== WHAT THIS TASK INVOLVES ==
Give back the whole listing exactly as shown.

== TASK MATERIAL ==
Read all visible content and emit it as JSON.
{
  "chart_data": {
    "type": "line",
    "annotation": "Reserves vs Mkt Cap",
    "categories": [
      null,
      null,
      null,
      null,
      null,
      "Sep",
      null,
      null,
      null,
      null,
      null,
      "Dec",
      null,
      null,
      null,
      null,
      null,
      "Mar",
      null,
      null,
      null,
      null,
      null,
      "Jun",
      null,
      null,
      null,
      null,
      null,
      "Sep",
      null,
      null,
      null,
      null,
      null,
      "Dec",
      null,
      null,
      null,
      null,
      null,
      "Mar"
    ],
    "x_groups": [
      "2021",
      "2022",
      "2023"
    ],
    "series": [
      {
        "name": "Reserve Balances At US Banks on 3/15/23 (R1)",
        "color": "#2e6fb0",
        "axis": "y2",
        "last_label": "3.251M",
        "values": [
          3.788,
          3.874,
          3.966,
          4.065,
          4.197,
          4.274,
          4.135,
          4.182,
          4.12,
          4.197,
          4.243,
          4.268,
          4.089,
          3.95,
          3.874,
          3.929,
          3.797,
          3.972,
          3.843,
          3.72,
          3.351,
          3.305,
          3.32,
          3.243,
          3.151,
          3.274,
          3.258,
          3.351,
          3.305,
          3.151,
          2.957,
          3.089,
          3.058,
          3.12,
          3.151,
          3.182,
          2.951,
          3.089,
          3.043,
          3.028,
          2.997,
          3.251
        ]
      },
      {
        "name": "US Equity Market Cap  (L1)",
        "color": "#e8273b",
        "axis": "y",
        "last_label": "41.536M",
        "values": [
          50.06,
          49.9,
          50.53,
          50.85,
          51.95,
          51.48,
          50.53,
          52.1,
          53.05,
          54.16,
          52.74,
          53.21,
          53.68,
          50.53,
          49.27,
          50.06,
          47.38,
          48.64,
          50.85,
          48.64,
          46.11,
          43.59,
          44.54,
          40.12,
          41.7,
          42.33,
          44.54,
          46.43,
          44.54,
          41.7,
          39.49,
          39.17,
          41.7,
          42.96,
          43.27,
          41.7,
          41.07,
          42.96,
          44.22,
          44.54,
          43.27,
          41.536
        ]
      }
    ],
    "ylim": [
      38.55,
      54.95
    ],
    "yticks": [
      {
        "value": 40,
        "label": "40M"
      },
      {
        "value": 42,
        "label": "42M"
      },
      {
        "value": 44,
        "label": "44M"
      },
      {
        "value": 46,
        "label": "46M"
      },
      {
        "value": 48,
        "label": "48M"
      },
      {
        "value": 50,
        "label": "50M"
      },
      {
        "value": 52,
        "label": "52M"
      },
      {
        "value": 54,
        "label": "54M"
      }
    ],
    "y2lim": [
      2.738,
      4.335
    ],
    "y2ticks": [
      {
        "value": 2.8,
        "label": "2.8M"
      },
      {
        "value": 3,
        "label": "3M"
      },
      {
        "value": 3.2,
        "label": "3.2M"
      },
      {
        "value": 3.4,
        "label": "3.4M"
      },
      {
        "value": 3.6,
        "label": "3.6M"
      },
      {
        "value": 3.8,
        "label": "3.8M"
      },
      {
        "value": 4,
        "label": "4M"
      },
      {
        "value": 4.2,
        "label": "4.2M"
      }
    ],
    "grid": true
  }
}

== OUTPUT ==
Read all visible content and emit it as JSON.
{
  "chart_data": {
    "type": "line",
    "annotation": "Reserves vs Mkt Cap",
    "categories": [
      null,
      null,
      null,
      null,
      null,
      "Sep",
      null,
      null,
      null,
      null,
      null,
      "Dec",
      null,
      null,
      null,
      null,
      null,
      "Mar",
      null,
      null,
      null,
      null,
      null,
      "Jun",
      null,
      null,
      null,
      null,
      null,
      "Sep",
      null,
      null,
      null,
      null,
      null,
      "Dec",
      null,
      null,
      null,
      null,
      null,
      "Mar"
    ],
    "x_groups": [
      "2021",
      "2022",
      "2023"
    ],
    "series": [
      {
        "name": "Reserve Balances At US Banks on 3/15/23 (R1)",
        "color": "#2e6fb0",
        "axis": "y2",
        "last_label": "3.251M",
        "values": [
          3.788,
          3.874,
          3.966,
          4.065,
          4.197,
          4.274,
          4.135,
          4.182,
          4.12,
          4.197,
          4.243,
          4.268,
          4.089,
          3.95,
          3.874,
          3.929,
          3.797,
          3.972,
          3.843,
          3.72,
          3.351,
          3.305,
          3.32,
          3.243,
          3.151,
          3.274,
          3.258,
          3.351,
          3.305,
          3.151,
          2.957,
          3.089,
          3.058,
          3.12,
          3.151,
          3.182,
          2.951,
          3.089,
          3.043,
          3.028,
          2.997,
          3.251
        ]
      },
      {
        "name": "US Equity Market Cap  (L1)",
        "color": "#e8273b",
        "axis": "y",
        "last_label": "41.536M",
        "values": [
          50.06,
          49.9,
          50.53,
          50.85,
          51.95,
          51.48,
          50.53,
          52.1,
          53.05,
          54.16,
          52.74,
          53.21,
          53.68,
          50.53,
          49.27,
          50.06,
          47.38,
          48.64,
          50.85,
          48.64,
          46.11,
          43.59,
          44.54,
          40.12,
          41.7,
          42.33,
          44.54,
          46.43,
          44.54,
          41.7,
          39.49,
          39.17,
          41.7,
          42.96,
          43.27,
          41.7,
          41.07,
          42.96,
          44.22,
          44.54,
          43.27,
          41.536
        ]
      }
    ],
    "ylim": [
      38.55,
      54.95
    ],
    "yticks": [
      {
        "value": 40,
        "label": "40M"
      },
      {
        "value": 42,
        "label": "42M"
      },
      {
        "value": 44,
        "label": "44M"
      },
      {
        "value": 46,
        "label": "46M"
      },
      {
        "value": 48,
        "label": "48M"
      },
      {
        "value": 50,
        "label": "50M"
      },
      {
        "value": 52,
        "label": "52M"
      },
      {
        "value": 54,
        "label": "54M"
      }
    ],
    "y2lim": [
      2.738,
      4.335
    ],
    "y2ticks": [
      {
        "value": 2.8,
        "label": "2.8M"
      },
      {
        "value": 3,
        "label": "3M"
      },
      {
        "value": 3.2,
        "label": "3.2M"
      },
      {
        "value": 3.4,
        "label": "3.4M"
      },
      {
        "value": 3.6,
        "label": "3.6M"
      },
      {
        "value": 3.8,
        "label": "3.8M"
      },
      {
        "value": 4,
        "label": "4M"
      },
      {
        "value": 4.2,
        "label": "4.2M"
      }
    ],
    "grid": true
  }
}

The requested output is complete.